[start MATERIAL TO PROCESS]
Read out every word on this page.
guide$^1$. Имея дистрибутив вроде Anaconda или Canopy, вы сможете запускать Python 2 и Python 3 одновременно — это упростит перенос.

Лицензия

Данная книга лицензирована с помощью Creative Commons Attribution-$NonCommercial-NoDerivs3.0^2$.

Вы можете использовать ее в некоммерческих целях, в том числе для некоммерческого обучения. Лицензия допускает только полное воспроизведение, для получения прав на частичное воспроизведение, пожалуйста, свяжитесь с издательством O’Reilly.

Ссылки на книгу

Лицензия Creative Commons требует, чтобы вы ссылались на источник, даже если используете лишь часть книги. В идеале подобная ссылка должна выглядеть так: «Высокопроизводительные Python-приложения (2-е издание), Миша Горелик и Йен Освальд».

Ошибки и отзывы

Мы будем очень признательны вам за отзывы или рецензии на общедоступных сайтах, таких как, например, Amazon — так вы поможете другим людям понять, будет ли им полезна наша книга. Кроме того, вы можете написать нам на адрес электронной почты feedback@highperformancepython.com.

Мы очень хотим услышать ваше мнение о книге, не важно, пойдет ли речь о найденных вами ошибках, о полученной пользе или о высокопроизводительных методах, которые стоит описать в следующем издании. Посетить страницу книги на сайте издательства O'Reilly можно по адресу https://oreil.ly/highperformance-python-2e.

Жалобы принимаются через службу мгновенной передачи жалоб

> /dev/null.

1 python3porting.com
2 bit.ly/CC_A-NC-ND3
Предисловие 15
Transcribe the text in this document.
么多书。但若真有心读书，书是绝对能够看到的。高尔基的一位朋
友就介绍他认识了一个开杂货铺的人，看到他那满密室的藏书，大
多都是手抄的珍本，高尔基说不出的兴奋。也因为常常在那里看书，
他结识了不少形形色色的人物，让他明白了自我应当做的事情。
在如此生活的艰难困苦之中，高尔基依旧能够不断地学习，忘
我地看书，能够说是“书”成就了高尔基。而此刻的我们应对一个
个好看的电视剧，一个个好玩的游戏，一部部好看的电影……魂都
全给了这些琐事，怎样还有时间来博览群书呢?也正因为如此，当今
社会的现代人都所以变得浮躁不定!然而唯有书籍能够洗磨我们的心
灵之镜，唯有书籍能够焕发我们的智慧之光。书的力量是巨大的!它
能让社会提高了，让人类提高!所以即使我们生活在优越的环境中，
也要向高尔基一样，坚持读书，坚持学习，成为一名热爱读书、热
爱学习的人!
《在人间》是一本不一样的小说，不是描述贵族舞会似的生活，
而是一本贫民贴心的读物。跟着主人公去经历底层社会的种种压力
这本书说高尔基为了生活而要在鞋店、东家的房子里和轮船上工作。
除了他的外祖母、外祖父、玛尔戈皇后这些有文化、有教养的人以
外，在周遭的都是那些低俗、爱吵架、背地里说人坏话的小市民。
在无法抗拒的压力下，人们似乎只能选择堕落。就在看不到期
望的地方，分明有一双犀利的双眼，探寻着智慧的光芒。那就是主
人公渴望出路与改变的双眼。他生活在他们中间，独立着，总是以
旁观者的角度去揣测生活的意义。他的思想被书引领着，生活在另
[end MATERIAL TO PROCESS]
**TASK PROMPT:**
Extract every record. Keep wording exact.

**REPLY:**
Read out every word on this page.
guide$^1$. Имея дистрибутив вроде Anaconda или Canopy, вы сможете запускать Python 2 и Python 3 одновременно — это упростит перенос.

Лицензия

Данная книга лицензирована с помощью Creative Commons Attribution-$NonCommercial-NoDerivs3.0^2$.

Вы можете использовать ее в некоммерческих целях, в том числе для некоммерческого обучения. Лицензия допускает только полное воспроизведение, для получения прав на частичное воспроизведение, пожалуйста, свяжитесь с издательством O’Reilly.

Ссылки на книгу

Лицензия Creative Commons требует, чтобы вы ссылались на источник, даже если используете лишь часть книги. В идеале подобная ссылка должна выглядеть так: «Высокопроизводительные Python-приложения (2-е издание), Миша Горелик и Йен Освальд».

Ошибки и отзывы

Мы будем очень признательны вам за отзывы или рецензии на общедоступных сайтах, таких как, например, Amazon — так вы поможете другим людям понять, будет ли им полезна наша книга. Кроме того, вы можете написать нам на адрес электронной почты feedback@highperformancepython.com.

Мы очень хотим услышать ваше мнение о книге, не важно, пойдет ли речь о найденных вами ошибках, о полученной пользе или о высокопроизводительных методах, которые стоит описать в следующем издании. Посетить страницу книги на сайте издательства O'Reilly можно по адресу https://oreil.ly/highperformance-python-2e.

Жалобы принимаются через службу мгновенной передачи жалоб

> /dev/null.

1 python3porting.com
2 bit.ly/CC_A-NC-ND3
Предисловие 15
Transcribe the text in this document.
么多书。但若真有心读书，书是绝对能够看到的。高尔基的一位朋
友就介绍他认识了一个开杂货铺的人，看到他那满密室的藏书，大
多都是手抄的珍本，高尔基说不出的兴奋。也因为常常在那里看书，
他结识了不少形形色色的人物，让他明白了自我应当做的事情。
在如此生活的艰难困苦之中，高尔基依旧能够不断地学习，忘
我地看书，能够说是“书”成就了高尔基。而此刻的我们应对一个
个好看的电视剧，一个个好玩的游戏，一部部好看的电影……魂都
全给了这些琐事，怎样还有时间来博览群书呢?也正因为如此，当今
社会的现代人都所以变得浮躁不定!然而唯有书籍能够洗磨我们的心
灵之镜，唯有书籍能够焕发我们的智慧之光。书的力量是巨大的!它
能让社会提高了，让人类提高!所以即使我们生活在优越的环境中，
也要向高尔基一样，坚持读书，坚持学习，成为一名热爱读书、热
爱学习的人!
《在人间》是一本不一样的小说，不是描述贵族舞会似的生活，
而是一本贫民贴心的读物。跟着主人公去经历底层社会的种种压力
这本书说高尔基为了生活而要在鞋店、东家的房子里和轮船上工作。
除了他的外祖母、外祖父、玛尔戈皇后这些有文化、有教养的人以
外，在周遭的都是那些低俗、爱吵架、背地里说人坏话的小市民。
在无法抗拒的压力下，人们似乎只能选择堕落。就在看不到期
望的地方，分明有一双犀利的双眼，探寻着智慧的光芒。那就是主
人公渴望出路与改变的双眼。他生活在他们中间，独立着，总是以
旁观者的角度去揣测生活的意义。他的思想被书引领着，生活在另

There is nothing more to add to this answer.